#### WRITTEN PROBLEM
Each line below must be set down exactly; omit any image you find.

#### DATA SHOWN
--------------------------------

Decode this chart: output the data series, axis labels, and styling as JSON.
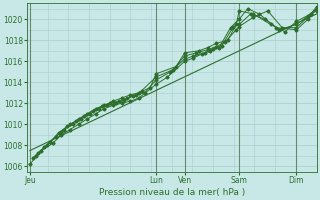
{
  "bg_color": "#c8e8e8",
  "grid_major_color": "#aacccc",
  "grid_minor_color": "#b8d8d8",
  "vline_color": "#557755",
  "line_color": "#2d6e2d",
  "title": "Pression niveau de la mer( hPa )",
  "ylim": [
    1005.5,
    1021.5
  ],
  "yticks": [
    1006,
    1008,
    1010,
    1012,
    1014,
    1016,
    1018,
    1020
  ],
  "xtick_labels": [
    "Jeu",
    "Lun",
    "Ven",
    "Sam",
    "Dim"
  ],
  "xtick_positions": [
    0.0,
    0.44,
    0.54,
    0.73,
    0.93
  ],
  "vline_positions": [
    0.0,
    0.44,
    0.54,
    0.73,
    0.93
  ],
  "xmin": -0.01,
  "xmax": 1.0,
  "straight_line_x": [
    0.0,
    1.0
  ],
  "straight_line_y": [
    1007.5,
    1020.5
  ],
  "series": [
    {
      "x": [
        0.0,
        0.04,
        0.08,
        0.11,
        0.14,
        0.17,
        0.2,
        0.23,
        0.26,
        0.29,
        0.32,
        0.35,
        0.38,
        0.44,
        0.48,
        0.54,
        0.57,
        0.6,
        0.63,
        0.66,
        0.7,
        0.73,
        0.76,
        0.8,
        0.86,
        0.93,
        0.97,
        1.0
      ],
      "y": [
        1006.2,
        1007.5,
        1008.2,
        1009.0,
        1009.5,
        1010.0,
        1010.5,
        1011.0,
        1011.5,
        1011.8,
        1012.0,
        1012.2,
        1012.5,
        1013.8,
        1014.5,
        1016.0,
        1016.3,
        1016.7,
        1017.0,
        1017.3,
        1019.2,
        1020.0,
        1021.0,
        1020.5,
        1019.2,
        1019.0,
        1020.0,
        1021.0
      ]
    },
    {
      "x": [
        0.02,
        0.06,
        0.1,
        0.13,
        0.16,
        0.19,
        0.22,
        0.25,
        0.28,
        0.31,
        0.34,
        0.37,
        0.4,
        0.44,
        0.49,
        0.54,
        0.57,
        0.61,
        0.64,
        0.67,
        0.71,
        0.73,
        0.77,
        0.82,
        0.87,
        0.93,
        0.97,
        1.0
      ],
      "y": [
        1007.0,
        1008.0,
        1009.2,
        1009.8,
        1010.3,
        1010.8,
        1011.3,
        1011.7,
        1012.0,
        1012.2,
        1012.5,
        1012.8,
        1013.0,
        1014.2,
        1015.0,
        1016.2,
        1016.5,
        1016.8,
        1017.2,
        1017.5,
        1019.3,
        1019.5,
        1020.5,
        1020.0,
        1019.0,
        1019.5,
        1020.3,
        1020.8
      ]
    },
    {
      "x": [
        0.01,
        0.05,
        0.09,
        0.12,
        0.15,
        0.18,
        0.21,
        0.24,
        0.27,
        0.3,
        0.33,
        0.36,
        0.39,
        0.44,
        0.5,
        0.54,
        0.58,
        0.62,
        0.65,
        0.68,
        0.72,
        0.73,
        0.78,
        0.83,
        0.88,
        0.93,
        0.98,
        1.0
      ],
      "y": [
        1006.8,
        1007.8,
        1008.8,
        1009.5,
        1010.0,
        1010.5,
        1011.0,
        1011.5,
        1011.8,
        1012.0,
        1012.3,
        1012.7,
        1013.2,
        1014.5,
        1015.2,
        1016.5,
        1016.8,
        1017.1,
        1017.4,
        1017.8,
        1019.0,
        1019.3,
        1020.2,
        1020.8,
        1019.2,
        1019.2,
        1020.5,
        1021.0
      ]
    },
    {
      "x": [
        0.03,
        0.07,
        0.11,
        0.14,
        0.17,
        0.2,
        0.23,
        0.26,
        0.29,
        0.32,
        0.35,
        0.38,
        0.42,
        0.44,
        0.51,
        0.54,
        0.59,
        0.62,
        0.65,
        0.69,
        0.72,
        0.73,
        0.78,
        0.84,
        0.89,
        0.93,
        0.98,
        1.0
      ],
      "y": [
        1007.3,
        1008.3,
        1009.3,
        1010.0,
        1010.5,
        1011.0,
        1011.5,
        1011.8,
        1012.2,
        1012.5,
        1012.8,
        1013.0,
        1013.5,
        1014.8,
        1015.5,
        1016.8,
        1017.0,
        1017.3,
        1017.7,
        1018.0,
        1019.5,
        1020.8,
        1020.5,
        1019.5,
        1018.8,
        1019.8,
        1020.5,
        1021.2
      ]
    }
  ]
}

--------------------------------

#### ANSWER TO THE EXERCISE
Decode this chart: output the data series, axis labels, and styling as JSON.
{
  "bg_color": "#c8e8e8",
  "grid_major_color": "#aacccc",
  "grid_minor_color": "#b8d8d8",
  "vline_color": "#557755",
  "line_color": "#2d6e2d",
  "title": "Pression niveau de la mer( hPa )",
  "ylim": [
    1005.5,
    1021.5
  ],
  "yticks": [
    1006,
    1008,
    1010,
    1012,
    1014,
    1016,
    1018,
    1020
  ],
  "xtick_labels": [
    "Jeu",
    "Lun",
    "Ven",
    "Sam",
    "Dim"
  ],
  "xtick_positions": [
    0.0,
    0.44,
    0.54,
    0.73,
    0.93
  ],
  "vline_positions": [
    0.0,
    0.44,
    0.54,
    0.73,
    0.93
  ],
  "xmin": -0.01,
  "xmax": 1.0,
  "straight_line_x": [
    0.0,
    1.0
  ],
  "straight_line_y": [
    1007.5,
    1020.5
  ],
  "series": [
    {
      "x": [
        0.0,
        0.04,
        0.08,
        0.11,
        0.14,
        0.17,
        0.2,
        0.23,
        0.26,
        0.29,
        0.32,
        0.35,
        0.38,
        0.44,
        0.48,
        0.54,
        0.57,
        0.6,
        0.63,
        0.66,
        0.7,
        0.73,
        0.76,
        0.8,
        0.86,
        0.93,
        0.97,
        1.0
      ],
      "y": [
        1006.2,
        1007.5,
        1008.2,
        1009.0,
        1009.5,
        1010.0,
        1010.5,
        1011.0,
        1011.5,
        1011.8,
        1012.0,
        1012.2,
        1012.5,
        1013.8,
        1014.5,
        1016.0,
        1016.3,
        1016.7,
        1017.0,
        1017.3,
        1019.2,
        1020.0,
        1021.0,
        1020.5,
        1019.2,
        1019.0,
        1020.0,
        1021.0
      ]
    },
    {
      "x": [
        0.02,
        0.06,
        0.1,
        0.13,
        0.16,
        0.19,
        0.22,
        0.25,
        0.28,
        0.31,
        0.34,
        0.37,
        0.4,
        0.44,
        0.49,
        0.54,
        0.57,
        0.61,
        0.64,
        0.67,
        0.71,
        0.73,
        0.77,
        0.82,
        0.87,
        0.93,
        0.97,
        1.0
      ],
      "y": [
        1007.0,
        1008.0,
        1009.2,
        1009.8,
        1010.3,
        1010.8,
        1011.3,
        1011.7,
        1012.0,
        1012.2,
        1012.5,
        1012.8,
        1013.0,
        1014.2,
        1015.0,
        1016.2,
        1016.5,
        1016.8,
        1017.2,
        1017.5,
        1019.3,
        1019.5,
        1020.5,
        1020.0,
        1019.0,
        1019.5,
        1020.3,
        1020.8
      ]
    },
    {
      "x": [
        0.01,
        0.05,
        0.09,
        0.12,
        0.15,
        0.18,
        0.21,
        0.24,
        0.27,
        0.3,
        0.33,
        0.36,
        0.39,
        0.44,
        0.5,
        0.54,
        0.58,
        0.62,
        0.65,
        0.68,
        0.72,
        0.73,
        0.78,
        0.83,
        0.88,
        0.93,
        0.98,
        1.0
      ],
      "y": [
        1006.8,
        1007.8,
        1008.8,
        1009.5,
        1010.0,
        1010.5,
        1011.0,
        1011.5,
        1011.8,
        1012.0,
        1012.3,
        1012.7,
        1013.2,
        1014.5,
        1015.2,
        1016.5,
        1016.8,
        1017.1,
        1017.4,
        1017.8,
        1019.0,
        1019.3,
        1020.2,
        1020.8,
        1019.2,
        1019.2,
        1020.5,
        1021.0
      ]
    },
    {
      "x": [
        0.03,
        0.07,
        0.11,
        0.14,
        0.17,
        0.2,
        0.23,
        0.26,
        0.29,
        0.32,
        0.35,
        0.38,
        0.42,
        0.44,
        0.51,
        0.54,
        0.59,
        0.62,
        0.65,
        0.69,
        0.72,
        0.73,
        0.78,
        0.84,
        0.89,
        0.93,
        0.98,
        1.0
      ],
      "y": [
        1007.3,
        1008.3,
        1009.3,
        1010.0,
        1010.5,
        1011.0,
        1011.5,
        1011.8,
        1012.2,
        1012.5,
        1012.8,
        1013.0,
        1013.5,
        1014.8,
        1015.5,
        1016.8,
        1017.0,
        1017.3,
        1017.7,
        1018.0,
        1019.5,
        1020.8,
        1020.5,
        1019.5,
        1018.8,
        1019.8,
        1020.5,
        1021.2
      ]
    }
  ]
}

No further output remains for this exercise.